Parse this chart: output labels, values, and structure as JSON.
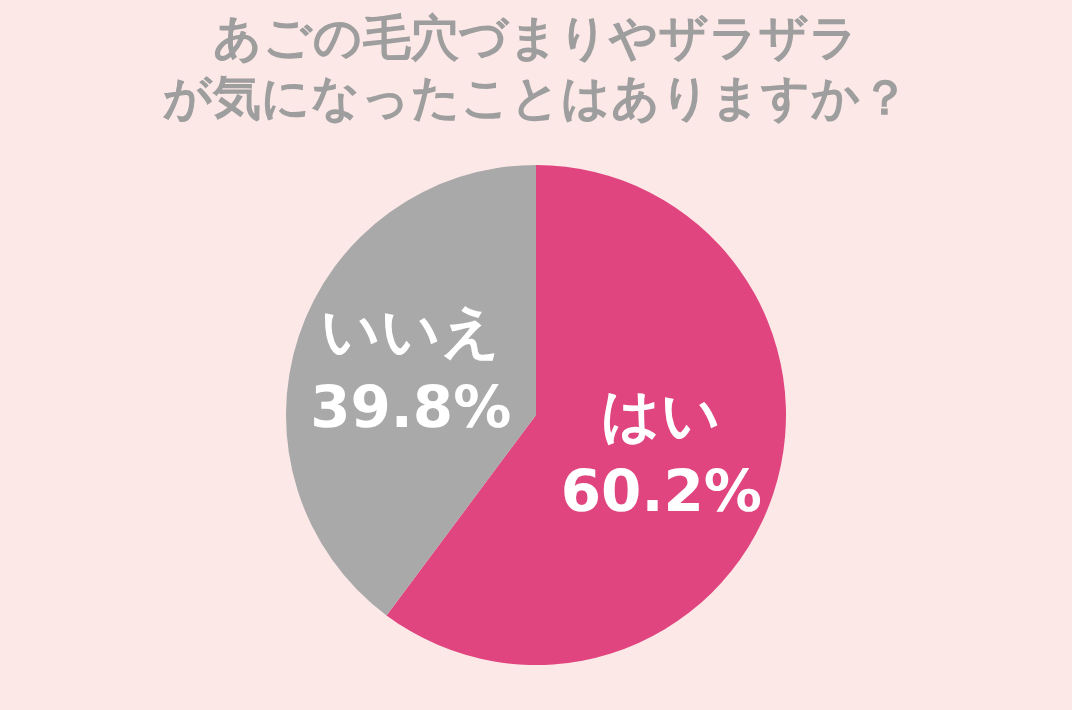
{
  "chart_data": {
    "type": "pie",
    "title": "あごの毛穴づまりやザラザラ",
    "subtitle": "が気になったことはありますか？",
    "categories": [
      "はい",
      "いいえ"
    ],
    "values": [
      60.2,
      39.8
    ],
    "colors": [
      "#e0457f",
      "#a9a9a9"
    ],
    "value_labels": [
      "60.2%",
      "39.8%"
    ],
    "legend": false
  }
}
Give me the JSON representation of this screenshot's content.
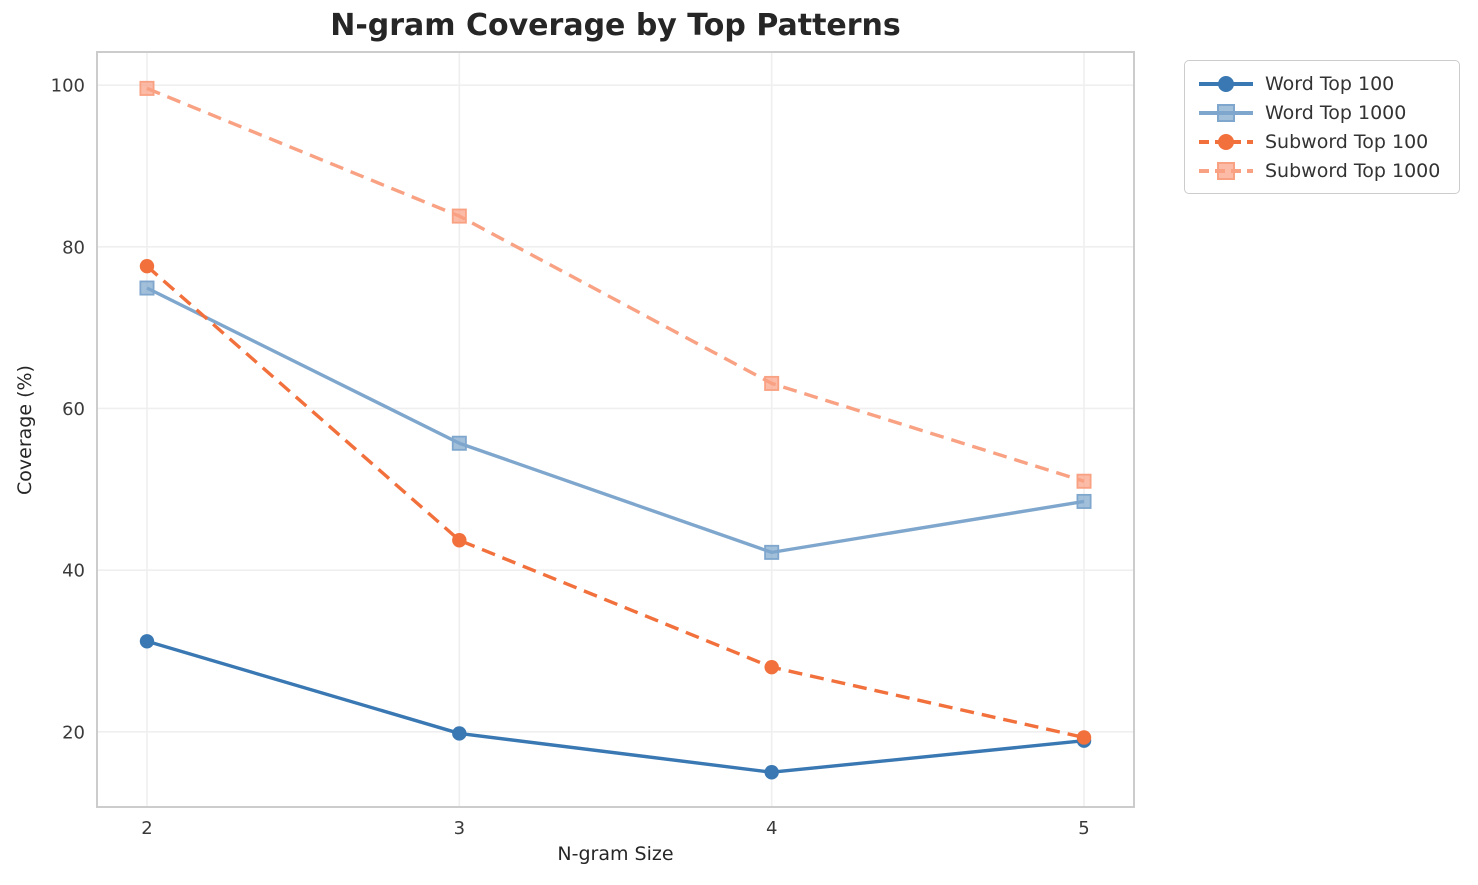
{
  "title": "N-gram Coverage by Top Patterns",
  "chart_data": {
    "type": "line",
    "title": "N-gram Coverage by Top Patterns",
    "xlabel": "N-gram Size",
    "ylabel": "Coverage (%)",
    "x": [
      2,
      3,
      4,
      5
    ],
    "xticks": [
      2,
      3,
      4,
      5
    ],
    "yticks": [
      20,
      40,
      60,
      80,
      100
    ],
    "xlim": [
      1.84,
      5.16
    ],
    "ylim": [
      10.7,
      104.1
    ],
    "grid": true,
    "legend_position": "outside-top-right",
    "background_color": "#ffffff",
    "gridline_color": "#efefef",
    "spine_color": "#cccccc",
    "series": [
      {
        "name": "Word Top 100",
        "values": [
          31.2,
          19.8,
          15.0,
          18.9
        ],
        "color": "#3978b2",
        "line_style": "solid",
        "marker": "circle"
      },
      {
        "name": "Word Top 1000",
        "values": [
          74.9,
          55.7,
          42.2,
          48.5
        ],
        "color": "#7fa7cd",
        "line_style": "solid",
        "marker": "square"
      },
      {
        "name": "Subword Top 100",
        "values": [
          77.6,
          43.7,
          28.0,
          19.3
        ],
        "color": "#f2703c",
        "line_style": "dashed",
        "marker": "circle"
      },
      {
        "name": "Subword Top 1000",
        "values": [
          99.6,
          83.8,
          63.1,
          51.0
        ],
        "color": "#f9a183",
        "line_style": "dashed",
        "marker": "square"
      }
    ]
  }
}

_____

▶ [Required task]:
Pictures appear in the records above. Output everything except them, exactly.

▶ [Solved exercise]:
Parse this chart: output labels, values, and structure as JSON.
{
  "chart_data": {
    "type": "pie",
    "title": "あごの毛穴づまりやザラザラ",
    "subtitle": "が気になったことはありますか？",
    "categories": [
      "はい",
      "いいえ"
    ],
    "values": [
      60.2,
      39.8
    ],
    "colors": [
      "#e0457f",
      "#a9a9a9"
    ],
    "value_labels": [
      "60.2%",
      "39.8%"
    ],
    "legend": false
  }
}
Give me the JSON representation of this screenshot's content.
{
  "title": "N-gram Coverage by Top Patterns",
  "chart_data": {
    "type": "line",
    "title": "N-gram Coverage by Top Patterns",
    "xlabel": "N-gram Size",
    "ylabel": "Coverage (%)",
    "x": [
      2,
      3,
      4,
      5
    ],
    "xticks": [
      2,
      3,
      4,
      5
    ],
    "yticks": [
      20,
      40,
      60,
      80,
      100
    ],
    "xlim": [
      1.84,
      5.16
    ],
    "ylim": [
      10.7,
      104.1
    ],
    "grid": true,
    "legend_position": "outside-top-right",
    "background_color": "#ffffff",
    "gridline_color": "#efefef",
    "spine_color": "#cccccc",
    "series": [
      {
        "name": "Word Top 100",
        "values": [
          31.2,
          19.8,
          15.0,
          18.9
        ],
        "color": "#3978b2",
        "line_style": "solid",
        "marker": "circle"
      },
      {
        "name": "Word Top 1000",
        "values": [
          74.9,
          55.7,
          42.2,
          48.5
        ],
        "color": "#7fa7cd",
        "line_style": "solid",
        "marker": "square"
      },
      {
        "name": "Subword Top 100",
        "values": [
          77.6,
          43.7,
          28.0,
          19.3
        ],
        "color": "#f2703c",
        "line_style": "dashed",
        "marker": "circle"
      },
      {
        "name": "Subword Top 1000",
        "values": [
          99.6,
          83.8,
          63.1,
          51.0
        ],
        "color": "#f9a183",
        "line_style": "dashed",
        "marker": "square"
      }
    ]
  }
}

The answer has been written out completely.